> Stated goal: Please copy out all of the material below, substituting "x-axis-tick" for every "x-tick-label" and changing nothing else. Omit the pictures.

> Material provided:
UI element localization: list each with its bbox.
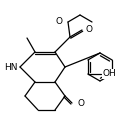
Text: O: O <box>56 17 63 25</box>
Text: O: O <box>86 25 93 35</box>
Text: O: O <box>77 99 84 107</box>
Text: HN: HN <box>5 62 18 71</box>
Text: OH: OH <box>103 70 117 78</box>
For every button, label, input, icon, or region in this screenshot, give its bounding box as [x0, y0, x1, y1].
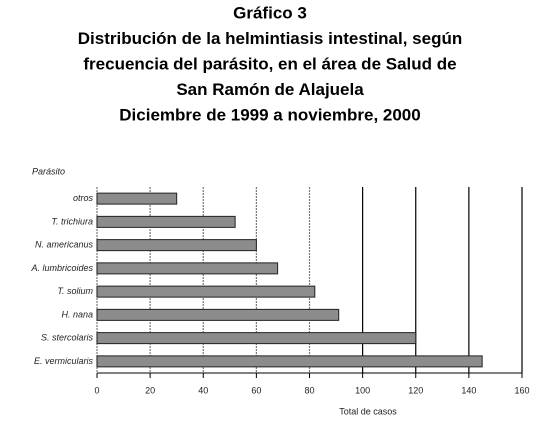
bar — [96, 215, 236, 228]
bar — [96, 192, 178, 205]
x-tick-label: 80 — [304, 385, 314, 395]
x-tick-label: 160 — [514, 385, 529, 395]
y-tick-label: T. trichiura — [51, 216, 93, 226]
chart-title: Distribución de la helmintiasis intestin… — [78, 29, 462, 48]
bar — [96, 308, 340, 321]
y-tick-label: T. solium — [57, 286, 93, 296]
chart-title: Gráfico 3 — [233, 3, 307, 22]
x-tick-label: 40 — [198, 385, 208, 395]
y-tick-label: S. stercolaris — [41, 333, 94, 343]
y-axis-label: Parásito — [32, 166, 65, 176]
x-tick-label: 140 — [461, 385, 476, 395]
chart-title: frecuencia del parásito, en el área de S… — [83, 54, 456, 73]
y-tick-label: N. americanus — [35, 240, 94, 250]
y-tick-label: H. nana — [61, 309, 93, 319]
x-tick-label: 120 — [408, 385, 423, 395]
bar — [96, 355, 483, 368]
x-tick-label: 100 — [355, 385, 370, 395]
x-tick-label: 20 — [145, 385, 155, 395]
bar — [96, 262, 279, 275]
x-tick-label: 0 — [94, 385, 99, 395]
x-axis-label: Total de casos — [339, 406, 397, 416]
y-tick-label: E. vermicularis — [34, 356, 94, 366]
bar — [96, 239, 257, 252]
y-tick-label: A. lumbricoides — [30, 263, 93, 273]
x-tick-label: 60 — [251, 385, 261, 395]
y-tick-label: otros — [73, 193, 94, 203]
chart-title: San Ramón de Alajuela — [176, 80, 364, 99]
bar — [96, 285, 316, 298]
bar — [96, 332, 417, 345]
chart-title: Diciembre de 1999 a noviembre, 2000 — [119, 105, 420, 124]
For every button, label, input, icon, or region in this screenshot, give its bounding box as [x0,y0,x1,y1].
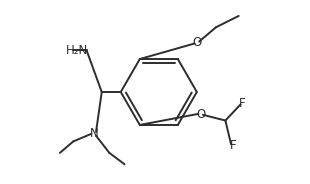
Text: F: F [230,139,236,152]
Text: N: N [90,127,99,140]
Text: O: O [192,36,202,49]
Text: H₂N: H₂N [66,44,88,57]
Text: F: F [239,97,246,110]
Text: O: O [196,108,205,121]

> Response for this exercise:
UI element localization: list each with its bbox.
Text: O: O <box>56 17 63 25</box>
Text: O: O <box>86 25 93 35</box>
Text: O: O <box>77 99 84 107</box>
Text: HN: HN <box>5 62 18 71</box>
Text: OH: OH <box>103 70 117 78</box>
For every button, label, input, icon, or region in this screenshot, give its bounding box as [x0, y0, x1, y1].
bar — [96, 215, 236, 228]
bar — [96, 192, 178, 205]
x-axis-tick: 80 — [304, 385, 314, 395]
x-axis-tick: 160 — [514, 385, 529, 395]
y-tick-label: T. trichiura — [51, 216, 93, 226]
chart-title: Distribución de la helmintiasis intestin… — [78, 29, 462, 48]
bar — [96, 308, 340, 321]
y-tick-label: T. solium — [57, 286, 93, 296]
chart-title: Gráfico 3 — [233, 3, 307, 22]
x-axis-tick: 40 — [198, 385, 208, 395]
y-tick-label: S. stercolaris — [41, 333, 94, 343]
y-axis-label: Parásito — [32, 166, 65, 176]
x-axis-tick: 140 — [461, 385, 476, 395]
chart-title: frecuencia del parásito, en el área de S… — [83, 54, 456, 73]
y-tick-label: N. americanus — [35, 240, 94, 250]
y-tick-label: H. nana — [61, 309, 93, 319]
x-axis-tick: 120 — [408, 385, 423, 395]
bar — [96, 355, 483, 368]
x-axis-tick: 100 — [355, 385, 370, 395]
x-axis-tick: 20 — [145, 385, 155, 395]
bar — [96, 262, 279, 275]
x-axis-tick: 0 — [94, 385, 99, 395]
x-axis-label: Total de casos — [339, 406, 397, 416]
y-tick-label: E. vermicularis — [34, 356, 94, 366]
bar — [96, 239, 257, 252]
y-tick-label: A. lumbricoides — [30, 263, 93, 273]
x-axis-tick: 60 — [251, 385, 261, 395]
y-tick-label: otros — [73, 193, 94, 203]
chart-title: San Ramón de Alajuela — [176, 80, 364, 99]
bar — [96, 285, 316, 298]
bar — [96, 332, 417, 345]
chart-title: Diciembre de 1999 a noviembre, 2000 — [119, 105, 420, 124]
For every button, label, input, icon, or region in this screenshot, give its bounding box as [x0,y0,x1,y1].
Text: F: F [230,139,236,152]
Text: N: N [90,127,99,140]
Text: O: O [192,36,202,49]
Text: H₂N: H₂N [66,44,88,57]
Text: F: F [239,97,246,110]
Text: O: O [196,108,205,121]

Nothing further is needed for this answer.